>> Start

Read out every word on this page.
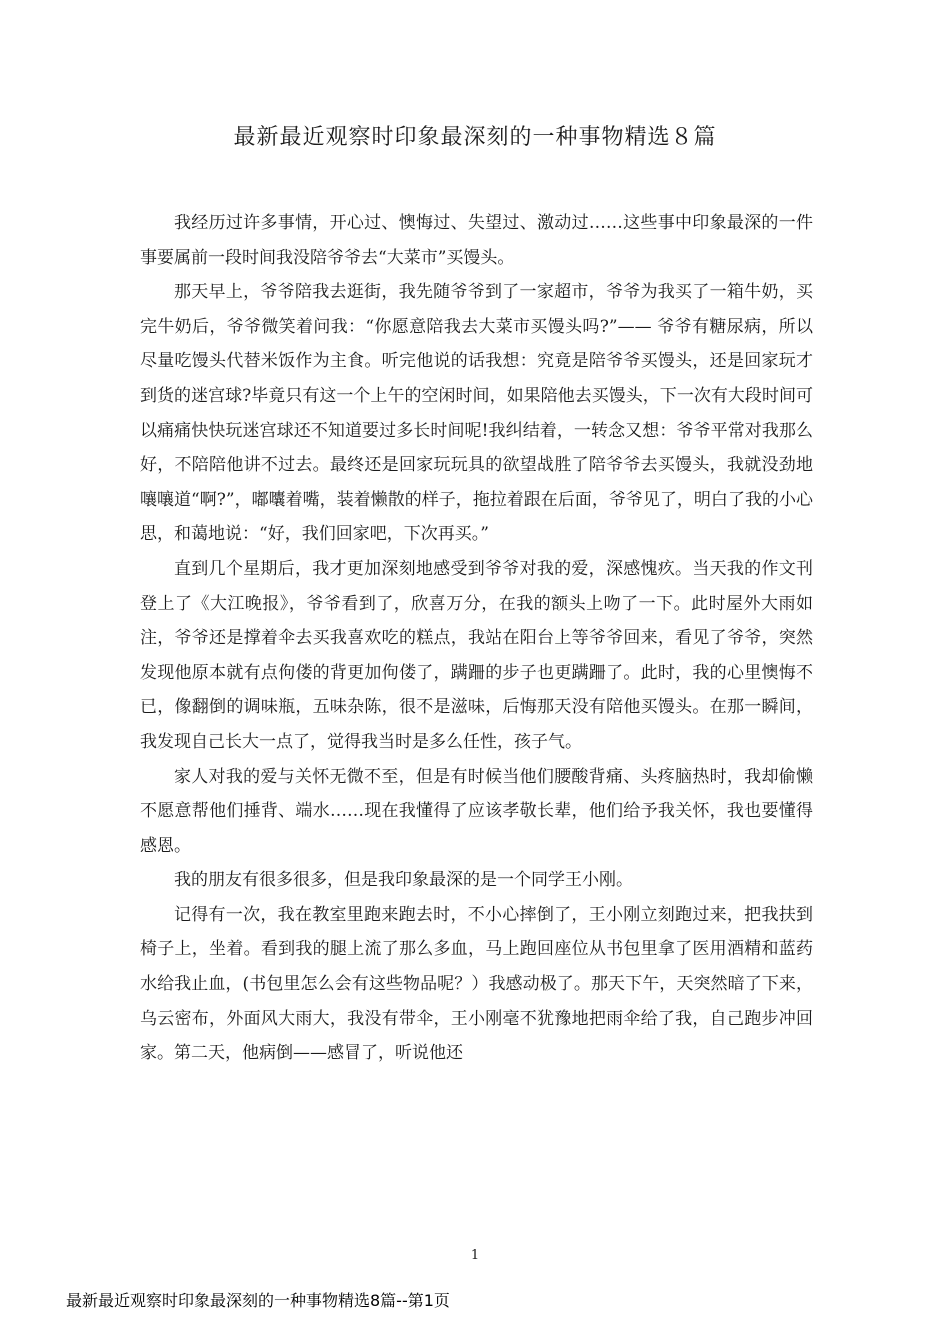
最新最近观察时印象最深刻的一种事物精选８篇

我经历过许多事情，开心过、懊悔过、失望过、激动过……这些事中印象最深的一件事要属前一段时间我没陪爷爷去“大菜市”买馒头。

那天早上，爷爷陪我去逛街，我先随爷爷到了一家超市，爷爷为我买了一箱牛奶，买完牛奶后，爷爷微笑着问我：“你愿意陪我去大菜市买馒头吗?”—— 爷爷有糖尿病，所以尽量吃馒头代替米饭作为主食。听完他说的话我想：究竟是陪爷爷买馒头，还是回家玩才到货的迷宫球?毕竟只有这一个上午的空闲时间，如果陪他去买馒头，下一次有大段时间可以痛痛快快玩迷宫球还不知道要过多长时间呢!我纠结着，一转念又想：爷爷平常对我那么好，不陪陪他讲不过去。最终还是回家玩玩具的欲望战胜了陪爷爷去买馒头，我就没劲地嚷嚷道“啊?”，嘟囔着嘴，装着懒散的样子，拖拉着跟在后面，爷爷见了，明白了我的小心思，和蔼地说：“好，我们回家吧，下次再买。”

直到几个星期后，我才更加深刻地感受到爷爷对我的爱，深感愧疚。当天我的作文刊登上了《大江晚报》，爷爷看到了，欣喜万分，在我的额头上吻了一下。此时屋外大雨如注，爷爷还是撑着伞去买我喜欢吃的糕点，我站在阳台上等爷爷回来，看见了爷爷，突然发现他原本就有点佝偻的背更加佝偻了，蹒跚的步子也更蹒跚了。此时，我的心里懊悔不已，像翻倒的调味瓶，五味杂陈，很不是滋味，后悔那天没有陪他买馒头。在那一瞬间，我发现自己长大一点了，觉得我当时是多么任性，孩子气。

家人对我的爱与关怀无微不至，但是有时候当他们腰酸背痛、头疼脑热时，我却偷懒不愿意帮他们捶背、端水……现在我懂得了应该孝敬长辈，他们给予我关怀，我也要懂得感恩。

我的朋友有很多很多，但是我印象最深的是一个同学王小刚。

记得有一次，我在教室里跑来跑去时，不小心摔倒了，王小刚立刻跑过来，把我扶到椅子上，坐着。看到我的腿上流了那么多血，马上跑回座位从书包里拿了医用酒精和蓝药水给我止血，(书包里怎么会有这些物品呢？）我感动极了。那天下午，天突然暗了下来，乌云密布，外面风大雨大，我没有带伞，王小刚毫不犹豫地把雨伞给了我，自己跑步冲回家。第二天，他病倒——感冒了，听说他还

1
最新最近观察时印象最深刻的一种事物精选8篇--第1页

>> End

» Given instruction
Every line of the data above should be quoted exactly. Omit the pictures.

» Result for this exercise
Read out every word on this page.
最新最近观察时印象最深刻的一种事物精选８篇

我经历过许多事情，开心过、懊悔过、失望过、激动过……这些事中印象最深的一件事要属前一段时间我没陪爷爷去“大菜市”买馒头。

那天早上，爷爷陪我去逛街，我先随爷爷到了一家超市，爷爷为我买了一箱牛奶，买完牛奶后，爷爷微笑着问我：“你愿意陪我去大菜市买馒头吗?”—— 爷爷有糖尿病，所以尽量吃馒头代替米饭作为主食。听完他说的话我想：究竟是陪爷爷买馒头，还是回家玩才到货的迷宫球?毕竟只有这一个上午的空闲时间，如果陪他去买馒头，下一次有大段时间可以痛痛快快玩迷宫球还不知道要过多长时间呢!我纠结着，一转念又想：爷爷平常对我那么好，不陪陪他讲不过去。最终还是回家玩玩具的欲望战胜了陪爷爷去买馒头，我就没劲地嚷嚷道“啊?”，嘟囔着嘴，装着懒散的样子，拖拉着跟在后面，爷爷见了，明白了我的小心思，和蔼地说：“好，我们回家吧，下次再买。”

直到几个星期后，我才更加深刻地感受到爷爷对我的爱，深感愧疚。当天我的作文刊登上了《大江晚报》，爷爷看到了，欣喜万分，在我的额头上吻了一下。此时屋外大雨如注，爷爷还是撑着伞去买我喜欢吃的糕点，我站在阳台上等爷爷回来，看见了爷爷，突然发现他原本就有点佝偻的背更加佝偻了，蹒跚的步子也更蹒跚了。此时，我的心里懊悔不已，像翻倒的调味瓶，五味杂陈，很不是滋味，后悔那天没有陪他买馒头。在那一瞬间，我发现自己长大一点了，觉得我当时是多么任性，孩子气。

家人对我的爱与关怀无微不至，但是有时候当他们腰酸背痛、头疼脑热时，我却偷懒不愿意帮他们捶背、端水……现在我懂得了应该孝敬长辈，他们给予我关怀，我也要懂得感恩。

我的朋友有很多很多，但是我印象最深的是一个同学王小刚。

记得有一次，我在教室里跑来跑去时，不小心摔倒了，王小刚立刻跑过来，把我扶到椅子上，坐着。看到我的腿上流了那么多血，马上跑回座位从书包里拿了医用酒精和蓝药水给我止血，(书包里怎么会有这些物品呢？）我感动极了。那天下午，天突然暗了下来，乌云密布，外面风大雨大，我没有带伞，王小刚毫不犹豫地把雨伞给了我，自己跑步冲回家。第二天，他病倒——感冒了，听说他还

1
最新最近观察时印象最深刻的一种事物精选8篇--第1页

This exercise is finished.